§ **Exercise aim**
Pictures do not belong in the copy; restate the records below word for word.

§ **Material for this task**

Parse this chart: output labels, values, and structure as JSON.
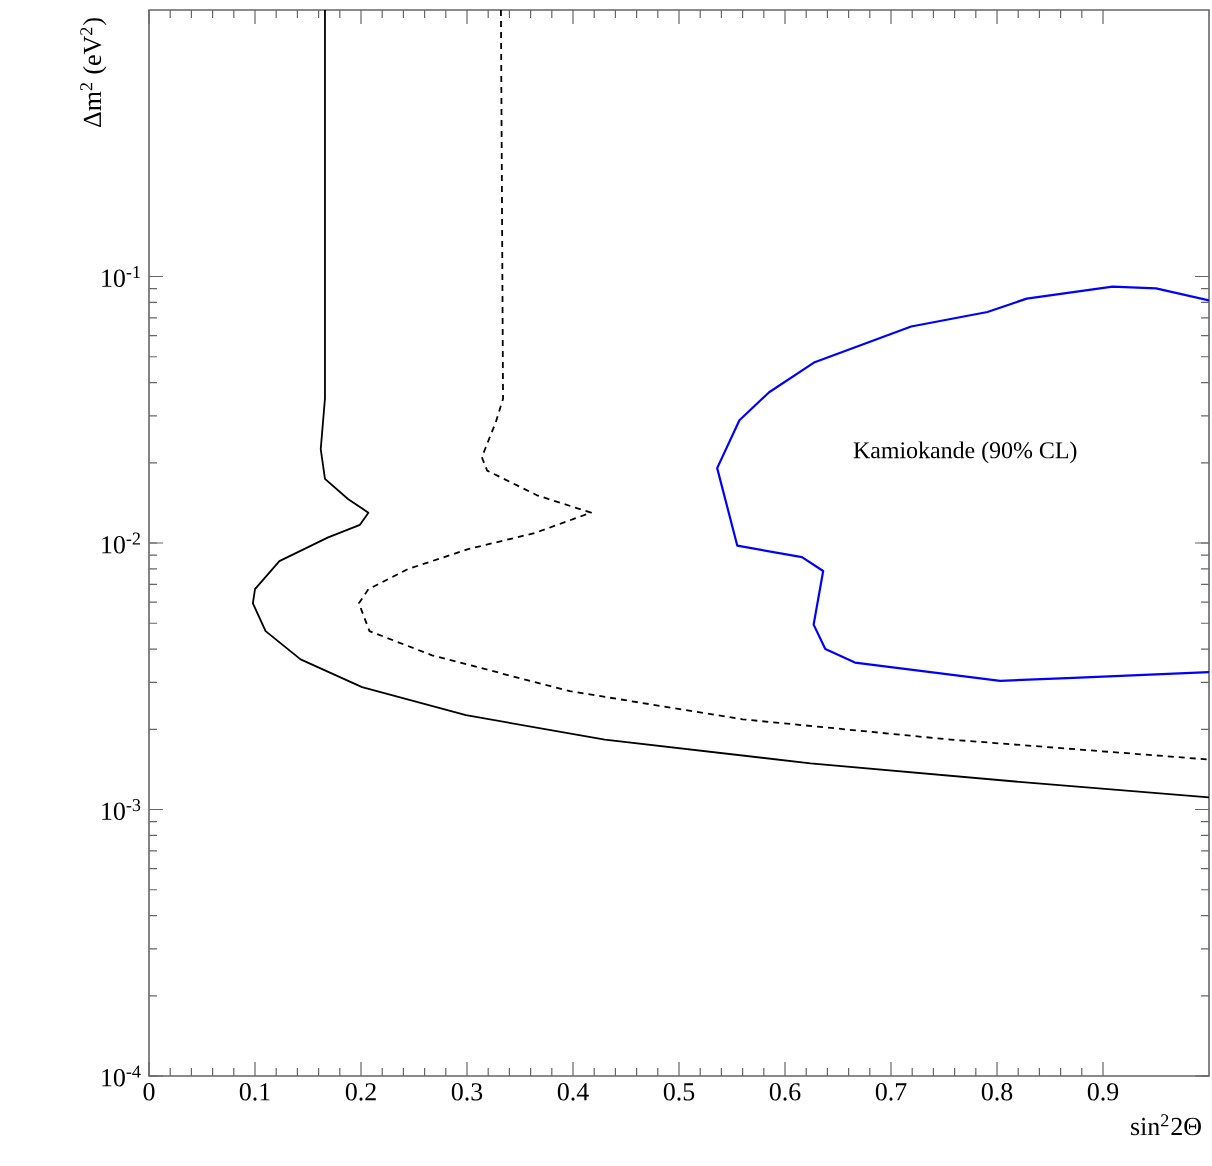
{
  "chart_data": {
    "type": "line",
    "xlabel": "sin$^{2}$2Θ",
    "ylabel": "Δm$^{2}$ (eV$^{2}$)",
    "log": "y",
    "xlim": [
      0,
      1
    ],
    "ylim": [
      0.0001,
      1
    ],
    "xticks": [
      0,
      0.1,
      0.2,
      0.3,
      0.4,
      0.5,
      0.6,
      0.7,
      0.8,
      0.9
    ],
    "yticks": [
      {
        "value": 0.0001,
        "label": "10$^{-4}$"
      },
      {
        "value": 0.001,
        "label": "10$^{-3}$"
      },
      {
        "value": 0.01,
        "label": "10$^{-2}$"
      },
      {
        "value": 0.1,
        "label": "10$^{-1}$"
      }
    ],
    "grid": false,
    "series": [
      {
        "color": "#000000",
        "line_style": "solid",
        "x": [
          0.166,
          0.166,
          0.162,
          0.166,
          0.188,
          0.207,
          0.199,
          0.169,
          0.123,
          0.1,
          0.098,
          0.11,
          0.143,
          0.201,
          0.299,
          0.43,
          0.624,
          0.821,
          1.0
        ],
        "values": [
          1,
          0.0348,
          0.0225,
          0.0174,
          0.0146,
          0.013,
          0.0117,
          0.0105,
          0.00855,
          0.00671,
          0.00594,
          0.00467,
          0.00366,
          0.00288,
          0.00226,
          0.00183,
          0.00149,
          0.00127,
          0.00111
        ]
      },
      {
        "color": "#000000",
        "line_style": "dashed",
        "x": [
          0.332,
          0.334,
          0.327,
          0.314,
          0.319,
          0.366,
          0.417,
          0.364,
          0.301,
          0.244,
          0.207,
          0.198,
          0.208,
          0.267,
          0.397,
          0.56,
          0.756,
          1.0
        ],
        "values": [
          1,
          0.0348,
          0.0283,
          0.021,
          0.0187,
          0.0151,
          0.013,
          0.0109,
          0.00948,
          0.00798,
          0.00671,
          0.00594,
          0.00467,
          0.00379,
          0.00278,
          0.00218,
          0.00183,
          0.00154
        ]
      },
      {
        "color": "#0000ff",
        "line_style": "solid",
        "x": [
          1.0,
          0.95,
          0.909,
          0.828,
          0.791,
          0.719,
          0.628,
          0.585,
          0.557,
          0.536,
          0.555,
          0.616,
          0.636,
          0.627,
          0.638,
          0.666,
          0.803,
          0.872,
          1.0
        ],
        "values": [
          0.0813,
          0.0902,
          0.0916,
          0.0826,
          0.0736,
          0.0649,
          0.0477,
          0.0368,
          0.0289,
          0.0191,
          0.00977,
          0.00885,
          0.00785,
          0.00494,
          0.004,
          0.00356,
          0.00304,
          0.00312,
          0.00328
        ]
      }
    ],
    "annotations": [
      "Kamiokande (90% CL)"
    ]
  }
}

§ **The reply**
Parse this chart: output labels, values, and structure as JSON.
{
  "chart_data": {
    "type": "line",
    "xlabel": "sin$^{2}$2Θ",
    "ylabel": "Δm$^{2}$ (eV$^{2}$)",
    "log": "y",
    "xlim": [
      0,
      1
    ],
    "ylim": [
      0.0001,
      1
    ],
    "xticks": [
      0,
      0.1,
      0.2,
      0.3,
      0.4,
      0.5,
      0.6,
      0.7,
      0.8,
      0.9
    ],
    "yticks": [
      {
        "value": 0.0001,
        "label": "10$^{-4}$"
      },
      {
        "value": 0.001,
        "label": "10$^{-3}$"
      },
      {
        "value": 0.01,
        "label": "10$^{-2}$"
      },
      {
        "value": 0.1,
        "label": "10$^{-1}$"
      }
    ],
    "grid": false,
    "series": [
      {
        "color": "#000000",
        "line_style": "solid",
        "x": [
          0.166,
          0.166,
          0.162,
          0.166,
          0.188,
          0.207,
          0.199,
          0.169,
          0.123,
          0.1,
          0.098,
          0.11,
          0.143,
          0.201,
          0.299,
          0.43,
          0.624,
          0.821,
          1.0
        ],
        "values": [
          1,
          0.0348,
          0.0225,
          0.0174,
          0.0146,
          0.013,
          0.0117,
          0.0105,
          0.00855,
          0.00671,
          0.00594,
          0.00467,
          0.00366,
          0.00288,
          0.00226,
          0.00183,
          0.00149,
          0.00127,
          0.00111
        ]
      },
      {
        "color": "#000000",
        "line_style": "dashed",
        "x": [
          0.332,
          0.334,
          0.327,
          0.314,
          0.319,
          0.366,
          0.417,
          0.364,
          0.301,
          0.244,
          0.207,
          0.198,
          0.208,
          0.267,
          0.397,
          0.56,
          0.756,
          1.0
        ],
        "values": [
          1,
          0.0348,
          0.0283,
          0.021,
          0.0187,
          0.0151,
          0.013,
          0.0109,
          0.00948,
          0.00798,
          0.00671,
          0.00594,
          0.00467,
          0.00379,
          0.00278,
          0.00218,
          0.00183,
          0.00154
        ]
      },
      {
        "color": "#0000ff",
        "line_style": "solid",
        "x": [
          1.0,
          0.95,
          0.909,
          0.828,
          0.791,
          0.719,
          0.628,
          0.585,
          0.557,
          0.536,
          0.555,
          0.616,
          0.636,
          0.627,
          0.638,
          0.666,
          0.803,
          0.872,
          1.0
        ],
        "values": [
          0.0813,
          0.0902,
          0.0916,
          0.0826,
          0.0736,
          0.0649,
          0.0477,
          0.0368,
          0.0289,
          0.0191,
          0.00977,
          0.00885,
          0.00785,
          0.00494,
          0.004,
          0.00356,
          0.00304,
          0.00312,
          0.00328
        ]
      }
    ],
    "annotations": [
      "Kamiokande (90% CL)"
    ]
  }
}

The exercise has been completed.